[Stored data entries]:
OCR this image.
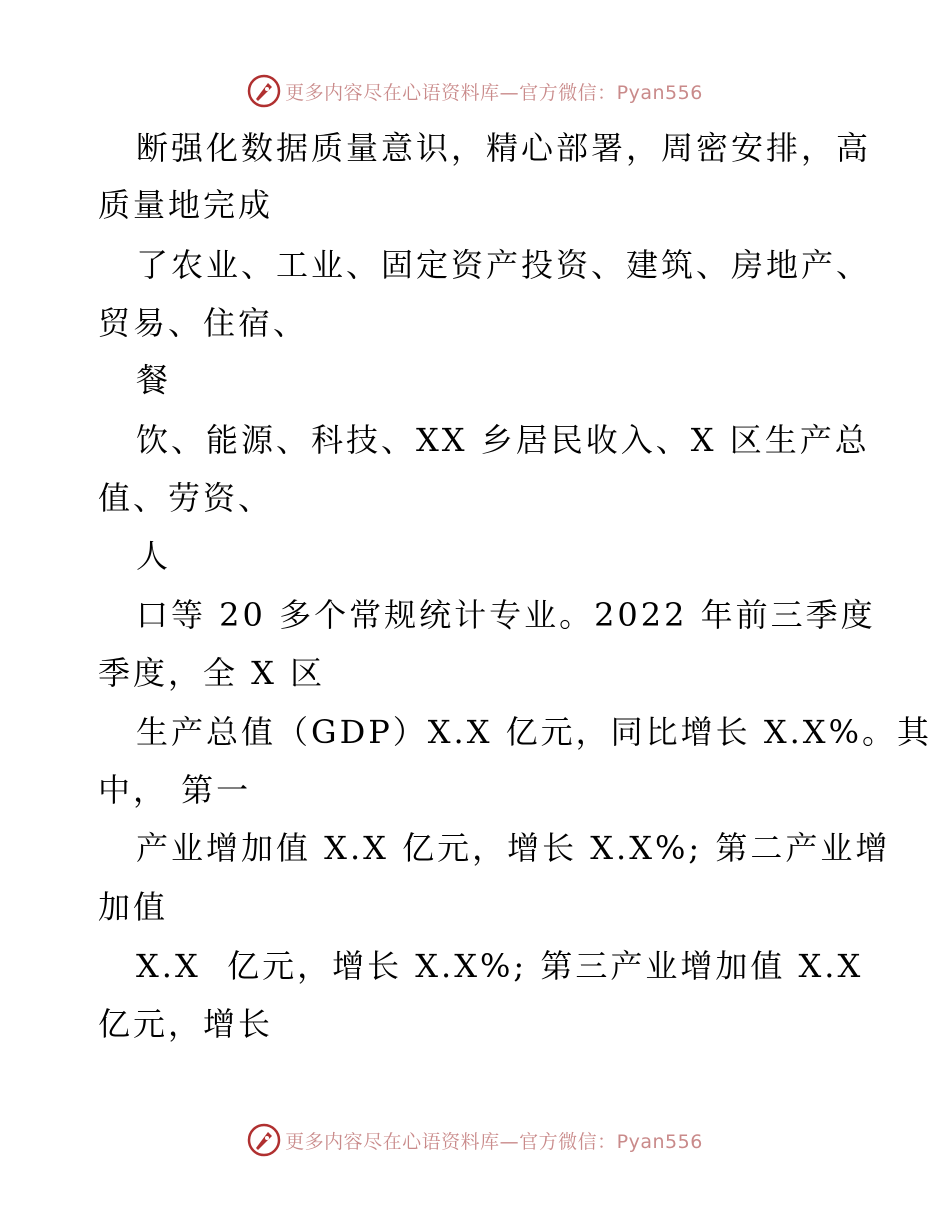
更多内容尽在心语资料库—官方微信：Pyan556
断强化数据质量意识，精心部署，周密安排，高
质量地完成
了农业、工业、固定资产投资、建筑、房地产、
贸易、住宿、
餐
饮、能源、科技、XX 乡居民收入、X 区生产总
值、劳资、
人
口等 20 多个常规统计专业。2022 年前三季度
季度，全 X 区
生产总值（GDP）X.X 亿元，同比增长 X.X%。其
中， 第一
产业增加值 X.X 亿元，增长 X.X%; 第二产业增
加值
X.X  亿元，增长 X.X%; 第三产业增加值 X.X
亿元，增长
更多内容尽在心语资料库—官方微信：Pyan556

[EXERCISE TASK]: Transcribe the entries above verbatim, omitting their pictures.

[RESPONSE TO THE EXERCISE]:
OCR this image.
更多内容尽在心语资料库—官方微信：Pyan556
断强化数据质量意识，精心部署，周密安排，高
质量地完成
了农业、工业、固定资产投资、建筑、房地产、
贸易、住宿、
餐
饮、能源、科技、XX 乡居民收入、X 区生产总
值、劳资、
人
口等 20 多个常规统计专业。2022 年前三季度
季度，全 X 区
生产总值（GDP）X.X 亿元，同比增长 X.X%。其
中， 第一
产业增加值 X.X 亿元，增长 X.X%; 第二产业增
加值
X.X  亿元，增长 X.X%; 第三产业增加值 X.X
亿元，增长
更多内容尽在心语资料库—官方微信：Pyan556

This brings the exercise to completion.